The records:
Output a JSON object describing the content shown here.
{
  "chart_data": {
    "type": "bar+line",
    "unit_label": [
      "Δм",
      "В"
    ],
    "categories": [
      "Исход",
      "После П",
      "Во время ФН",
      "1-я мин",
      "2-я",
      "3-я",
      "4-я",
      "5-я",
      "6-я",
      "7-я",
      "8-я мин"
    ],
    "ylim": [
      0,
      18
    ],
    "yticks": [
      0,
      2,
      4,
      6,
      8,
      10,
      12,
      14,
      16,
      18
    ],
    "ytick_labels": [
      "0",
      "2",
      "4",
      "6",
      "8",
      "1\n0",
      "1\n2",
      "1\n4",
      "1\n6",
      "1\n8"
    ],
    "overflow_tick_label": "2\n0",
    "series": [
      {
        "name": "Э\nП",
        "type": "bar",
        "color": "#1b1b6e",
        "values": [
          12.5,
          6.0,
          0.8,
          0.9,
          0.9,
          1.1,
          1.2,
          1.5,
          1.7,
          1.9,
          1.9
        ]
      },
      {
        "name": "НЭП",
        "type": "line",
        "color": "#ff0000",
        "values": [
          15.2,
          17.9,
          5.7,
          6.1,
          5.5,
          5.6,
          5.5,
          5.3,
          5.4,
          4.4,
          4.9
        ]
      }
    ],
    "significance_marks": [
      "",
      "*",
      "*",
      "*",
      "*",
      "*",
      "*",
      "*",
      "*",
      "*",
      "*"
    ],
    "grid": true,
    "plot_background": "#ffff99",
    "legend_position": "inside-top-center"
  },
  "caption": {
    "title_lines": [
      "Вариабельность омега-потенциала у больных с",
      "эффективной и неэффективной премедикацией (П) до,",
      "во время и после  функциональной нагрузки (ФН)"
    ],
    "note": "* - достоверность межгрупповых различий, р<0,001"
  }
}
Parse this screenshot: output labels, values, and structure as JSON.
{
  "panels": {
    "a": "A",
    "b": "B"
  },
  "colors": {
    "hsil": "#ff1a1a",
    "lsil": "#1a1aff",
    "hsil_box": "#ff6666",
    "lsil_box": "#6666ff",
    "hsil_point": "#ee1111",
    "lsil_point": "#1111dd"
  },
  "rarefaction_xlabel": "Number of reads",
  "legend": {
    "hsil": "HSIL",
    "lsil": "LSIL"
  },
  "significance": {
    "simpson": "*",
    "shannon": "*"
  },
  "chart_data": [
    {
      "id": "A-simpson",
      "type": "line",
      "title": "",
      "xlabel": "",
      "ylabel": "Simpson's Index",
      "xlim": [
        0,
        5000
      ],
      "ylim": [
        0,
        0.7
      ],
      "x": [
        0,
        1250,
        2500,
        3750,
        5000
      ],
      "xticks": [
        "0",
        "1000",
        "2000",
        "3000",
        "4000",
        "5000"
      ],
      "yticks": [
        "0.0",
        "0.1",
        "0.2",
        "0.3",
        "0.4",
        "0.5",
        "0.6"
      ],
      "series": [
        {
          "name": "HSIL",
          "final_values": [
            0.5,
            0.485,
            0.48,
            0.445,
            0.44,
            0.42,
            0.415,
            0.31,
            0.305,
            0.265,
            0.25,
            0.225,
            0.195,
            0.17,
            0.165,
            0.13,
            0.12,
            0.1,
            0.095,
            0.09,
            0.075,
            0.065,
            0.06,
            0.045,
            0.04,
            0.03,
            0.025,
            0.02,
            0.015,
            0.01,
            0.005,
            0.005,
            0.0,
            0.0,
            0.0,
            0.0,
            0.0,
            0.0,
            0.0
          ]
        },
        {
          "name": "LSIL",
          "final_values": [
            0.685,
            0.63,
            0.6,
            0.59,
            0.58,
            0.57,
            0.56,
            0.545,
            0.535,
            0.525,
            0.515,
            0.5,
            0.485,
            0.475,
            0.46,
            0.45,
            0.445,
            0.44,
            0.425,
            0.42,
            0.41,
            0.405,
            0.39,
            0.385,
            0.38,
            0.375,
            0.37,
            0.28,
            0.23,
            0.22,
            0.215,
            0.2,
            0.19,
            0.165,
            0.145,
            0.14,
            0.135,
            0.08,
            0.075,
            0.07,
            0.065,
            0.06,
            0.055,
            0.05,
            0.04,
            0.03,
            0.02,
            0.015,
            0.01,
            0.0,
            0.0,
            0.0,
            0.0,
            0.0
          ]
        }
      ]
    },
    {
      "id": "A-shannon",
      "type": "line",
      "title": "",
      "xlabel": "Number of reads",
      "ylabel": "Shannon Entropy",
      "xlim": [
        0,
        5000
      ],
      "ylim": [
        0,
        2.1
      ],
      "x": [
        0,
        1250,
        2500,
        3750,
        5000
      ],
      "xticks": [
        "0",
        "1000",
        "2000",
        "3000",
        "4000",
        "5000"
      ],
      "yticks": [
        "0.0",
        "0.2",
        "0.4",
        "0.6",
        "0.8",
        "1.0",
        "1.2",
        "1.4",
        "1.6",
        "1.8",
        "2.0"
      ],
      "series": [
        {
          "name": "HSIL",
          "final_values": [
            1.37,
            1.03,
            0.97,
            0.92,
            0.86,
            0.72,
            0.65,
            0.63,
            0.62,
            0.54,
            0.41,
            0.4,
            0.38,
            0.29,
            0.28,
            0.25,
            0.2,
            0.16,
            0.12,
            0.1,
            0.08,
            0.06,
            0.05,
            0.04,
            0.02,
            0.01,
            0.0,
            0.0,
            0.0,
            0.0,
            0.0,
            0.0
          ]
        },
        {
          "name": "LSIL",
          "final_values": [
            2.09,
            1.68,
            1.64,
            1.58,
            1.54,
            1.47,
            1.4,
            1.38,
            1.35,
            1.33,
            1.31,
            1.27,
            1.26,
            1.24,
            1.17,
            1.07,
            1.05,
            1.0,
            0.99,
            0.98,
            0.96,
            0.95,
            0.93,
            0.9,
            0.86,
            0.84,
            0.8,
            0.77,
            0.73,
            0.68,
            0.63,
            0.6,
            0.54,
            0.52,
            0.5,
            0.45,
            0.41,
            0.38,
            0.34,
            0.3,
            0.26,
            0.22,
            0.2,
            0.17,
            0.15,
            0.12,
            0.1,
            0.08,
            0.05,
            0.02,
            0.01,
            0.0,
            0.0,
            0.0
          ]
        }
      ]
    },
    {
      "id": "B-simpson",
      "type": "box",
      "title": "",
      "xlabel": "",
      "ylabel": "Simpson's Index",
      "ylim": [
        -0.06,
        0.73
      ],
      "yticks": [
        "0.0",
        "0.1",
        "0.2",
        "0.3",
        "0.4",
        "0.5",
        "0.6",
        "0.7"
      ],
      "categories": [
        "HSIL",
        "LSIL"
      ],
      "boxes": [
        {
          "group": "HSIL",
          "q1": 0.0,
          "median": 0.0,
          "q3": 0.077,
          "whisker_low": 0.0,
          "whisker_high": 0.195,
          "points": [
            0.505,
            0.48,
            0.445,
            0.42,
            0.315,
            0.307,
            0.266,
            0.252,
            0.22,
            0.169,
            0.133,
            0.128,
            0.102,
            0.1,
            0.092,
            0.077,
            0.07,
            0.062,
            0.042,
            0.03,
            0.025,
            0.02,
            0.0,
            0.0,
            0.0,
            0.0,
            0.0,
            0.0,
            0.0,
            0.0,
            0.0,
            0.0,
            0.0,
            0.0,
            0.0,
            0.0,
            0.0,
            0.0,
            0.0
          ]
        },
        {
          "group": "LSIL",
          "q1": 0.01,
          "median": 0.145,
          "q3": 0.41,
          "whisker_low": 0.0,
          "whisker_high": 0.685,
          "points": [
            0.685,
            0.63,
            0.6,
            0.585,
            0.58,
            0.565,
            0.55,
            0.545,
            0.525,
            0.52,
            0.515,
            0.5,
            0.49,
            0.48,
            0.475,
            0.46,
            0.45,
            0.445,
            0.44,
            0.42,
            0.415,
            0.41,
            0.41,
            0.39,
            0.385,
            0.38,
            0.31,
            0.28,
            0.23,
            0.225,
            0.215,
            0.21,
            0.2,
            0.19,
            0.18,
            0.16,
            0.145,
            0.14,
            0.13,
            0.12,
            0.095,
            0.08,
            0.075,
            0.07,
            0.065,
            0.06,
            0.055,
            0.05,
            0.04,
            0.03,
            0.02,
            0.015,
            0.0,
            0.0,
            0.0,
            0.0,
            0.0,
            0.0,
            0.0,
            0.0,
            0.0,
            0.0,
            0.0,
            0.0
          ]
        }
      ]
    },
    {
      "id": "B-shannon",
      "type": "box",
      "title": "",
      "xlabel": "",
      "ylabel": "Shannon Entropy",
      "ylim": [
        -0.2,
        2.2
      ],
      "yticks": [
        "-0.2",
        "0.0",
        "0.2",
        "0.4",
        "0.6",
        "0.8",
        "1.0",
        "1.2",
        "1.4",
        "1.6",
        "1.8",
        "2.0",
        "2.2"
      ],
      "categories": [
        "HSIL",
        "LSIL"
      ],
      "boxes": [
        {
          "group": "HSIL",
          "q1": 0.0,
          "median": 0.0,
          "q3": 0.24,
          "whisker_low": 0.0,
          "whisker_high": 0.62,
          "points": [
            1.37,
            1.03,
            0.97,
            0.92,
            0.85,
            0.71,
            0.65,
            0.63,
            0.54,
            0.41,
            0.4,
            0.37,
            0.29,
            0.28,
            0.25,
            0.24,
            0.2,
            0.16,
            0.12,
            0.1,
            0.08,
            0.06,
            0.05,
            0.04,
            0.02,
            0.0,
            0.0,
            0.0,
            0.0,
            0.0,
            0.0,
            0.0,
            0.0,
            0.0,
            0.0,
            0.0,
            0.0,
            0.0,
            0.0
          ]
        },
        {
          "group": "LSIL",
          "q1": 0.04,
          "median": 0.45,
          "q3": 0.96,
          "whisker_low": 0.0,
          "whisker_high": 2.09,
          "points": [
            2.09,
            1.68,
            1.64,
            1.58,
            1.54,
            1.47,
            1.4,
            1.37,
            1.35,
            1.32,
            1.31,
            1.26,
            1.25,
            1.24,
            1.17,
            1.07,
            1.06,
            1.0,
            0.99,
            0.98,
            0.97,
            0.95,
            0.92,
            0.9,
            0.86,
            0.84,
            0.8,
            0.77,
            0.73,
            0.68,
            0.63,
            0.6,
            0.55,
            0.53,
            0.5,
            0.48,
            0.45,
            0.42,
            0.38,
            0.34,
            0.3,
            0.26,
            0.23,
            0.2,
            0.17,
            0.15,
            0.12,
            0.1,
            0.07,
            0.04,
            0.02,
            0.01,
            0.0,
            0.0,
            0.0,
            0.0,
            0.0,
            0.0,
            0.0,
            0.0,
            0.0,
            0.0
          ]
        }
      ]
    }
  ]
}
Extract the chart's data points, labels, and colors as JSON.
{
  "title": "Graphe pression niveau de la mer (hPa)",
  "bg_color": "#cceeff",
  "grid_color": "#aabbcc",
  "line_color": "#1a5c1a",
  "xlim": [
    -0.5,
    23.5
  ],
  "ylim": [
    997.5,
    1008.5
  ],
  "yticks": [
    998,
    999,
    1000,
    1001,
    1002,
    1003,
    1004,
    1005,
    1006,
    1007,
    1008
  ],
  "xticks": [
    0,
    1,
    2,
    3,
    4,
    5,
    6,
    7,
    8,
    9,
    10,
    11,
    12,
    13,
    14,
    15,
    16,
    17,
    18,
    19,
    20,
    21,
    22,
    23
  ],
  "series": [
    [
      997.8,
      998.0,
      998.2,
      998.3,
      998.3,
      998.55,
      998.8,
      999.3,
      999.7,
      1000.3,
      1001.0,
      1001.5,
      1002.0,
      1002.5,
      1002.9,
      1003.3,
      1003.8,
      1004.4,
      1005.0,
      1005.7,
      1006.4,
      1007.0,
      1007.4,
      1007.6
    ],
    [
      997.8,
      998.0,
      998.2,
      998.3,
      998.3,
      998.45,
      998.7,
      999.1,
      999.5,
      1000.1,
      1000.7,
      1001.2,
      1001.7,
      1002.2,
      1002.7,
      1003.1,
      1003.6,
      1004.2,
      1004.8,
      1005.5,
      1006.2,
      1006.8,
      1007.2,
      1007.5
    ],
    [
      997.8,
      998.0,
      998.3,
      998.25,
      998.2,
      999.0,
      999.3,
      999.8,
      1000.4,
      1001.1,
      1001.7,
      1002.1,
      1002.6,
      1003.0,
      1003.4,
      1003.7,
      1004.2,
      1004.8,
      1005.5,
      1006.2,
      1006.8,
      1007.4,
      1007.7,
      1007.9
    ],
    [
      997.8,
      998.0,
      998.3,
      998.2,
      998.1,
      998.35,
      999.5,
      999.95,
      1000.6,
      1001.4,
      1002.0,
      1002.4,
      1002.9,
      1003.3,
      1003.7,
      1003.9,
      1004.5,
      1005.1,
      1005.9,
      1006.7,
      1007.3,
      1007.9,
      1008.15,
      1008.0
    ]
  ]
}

Aim of the task:
Track down all lines above with the string "type" and copy them.

The result:
    "type": "bar+line",
        "type": "bar",
        "type": "line",
      "type": "line",
      "type": "line",
      "type": "box",
      "type": "box",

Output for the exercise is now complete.